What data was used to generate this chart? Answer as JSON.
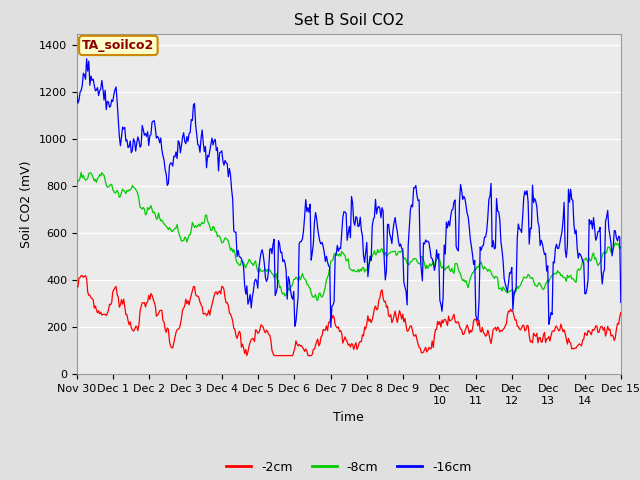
{
  "title": "Set B Soil CO2",
  "ylabel": "Soil CO2 (mV)",
  "xlabel": "Time",
  "annotation": "TA_soilco2",
  "annotation_color": "#8B0000",
  "annotation_bg": "#FFFFCC",
  "annotation_border": "#CC8800",
  "ylim": [
    0,
    1450
  ],
  "yticks": [
    0,
    200,
    400,
    600,
    800,
    1000,
    1200,
    1400
  ],
  "xtick_labels": [
    "Nov 30",
    "Dec 1",
    "Dec 2",
    "Dec 3",
    "Dec 4",
    "Dec 5",
    "Dec 6",
    "Dec 7",
    "Dec 8",
    "Dec 9",
    "Dec\n10",
    "Dec\n11",
    "Dec\n12",
    "Dec\n13",
    "Dec\n14",
    "Dec 15"
  ],
  "line_colors": {
    "2cm": "#FF0000",
    "8cm": "#00CC00",
    "16cm": "#0000FF"
  },
  "legend_labels": [
    "-2cm",
    "-8cm",
    "-16cm"
  ],
  "bg_color": "#E0E0E0",
  "plot_bg_color": "#EBEBEB",
  "grid_color": "#FFFFFF",
  "title_fontsize": 11,
  "axis_label_fontsize": 9,
  "tick_label_fontsize": 8
}
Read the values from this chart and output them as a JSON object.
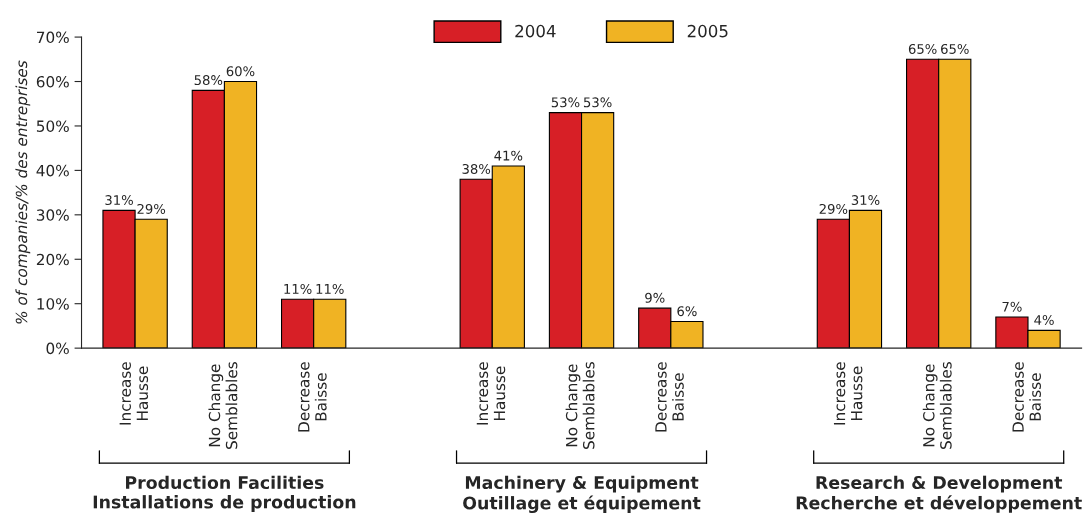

========

What the exercise asks:
Every line above should be returned word for word, with the pictures left behind.

Response below:
What data was used to generate this chart? Answer as JSON.
{
  "title": "Set B Soil CO2",
  "ylabel": "Soil CO2 (mV)",
  "xlabel": "Time",
  "annotation": "TA_soilco2",
  "annotation_color": "#8B0000",
  "annotation_bg": "#FFFFCC",
  "annotation_border": "#CC8800",
  "ylim": [
    0,
    1450
  ],
  "yticks": [
    0,
    200,
    400,
    600,
    800,
    1000,
    1200,
    1400
  ],
  "xtick_labels": [
    "Nov 30",
    "Dec 1",
    "Dec 2",
    "Dec 3",
    "Dec 4",
    "Dec 5",
    "Dec 6",
    "Dec 7",
    "Dec 8",
    "Dec 9",
    "Dec\n10",
    "Dec\n11",
    "Dec\n12",
    "Dec\n13",
    "Dec\n14",
    "Dec 15"
  ],
  "line_colors": {
    "2cm": "#FF0000",
    "8cm": "#00CC00",
    "16cm": "#0000FF"
  },
  "legend_labels": [
    "-2cm",
    "-8cm",
    "-16cm"
  ],
  "bg_color": "#E0E0E0",
  "plot_bg_color": "#EBEBEB",
  "grid_color": "#FFFFFF",
  "title_fontsize": 11,
  "axis_label_fontsize": 9,
  "tick_label_fontsize": 8
}
Read the values from this chart and output them as a JSON object.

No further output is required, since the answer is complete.